[Start EXTRACTED INFORMATION]

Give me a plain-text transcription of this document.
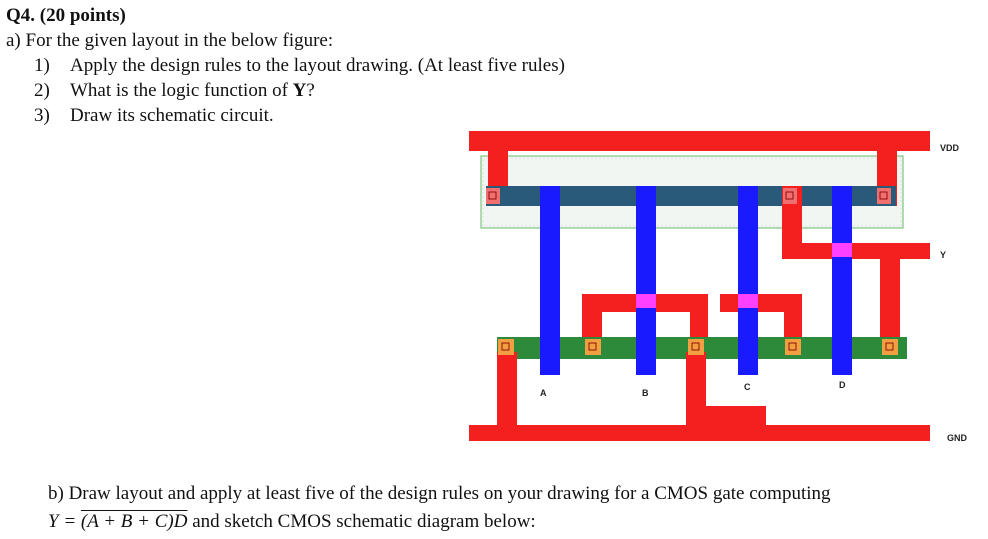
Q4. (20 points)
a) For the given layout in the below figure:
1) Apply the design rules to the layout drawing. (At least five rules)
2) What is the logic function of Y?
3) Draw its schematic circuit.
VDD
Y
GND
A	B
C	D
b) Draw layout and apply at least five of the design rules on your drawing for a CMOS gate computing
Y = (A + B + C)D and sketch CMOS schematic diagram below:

[End EXTRACTED INFORMATION]

WRITTEN INSTRUCTION
Consider the entries above and return each line with the string "design".

EXERCISE OUTPUT
1) Apply the design rules to the layout drawing. (At least five rules)
b) Draw layout and apply at least five of the design rules on your drawing for a CMOS gate computing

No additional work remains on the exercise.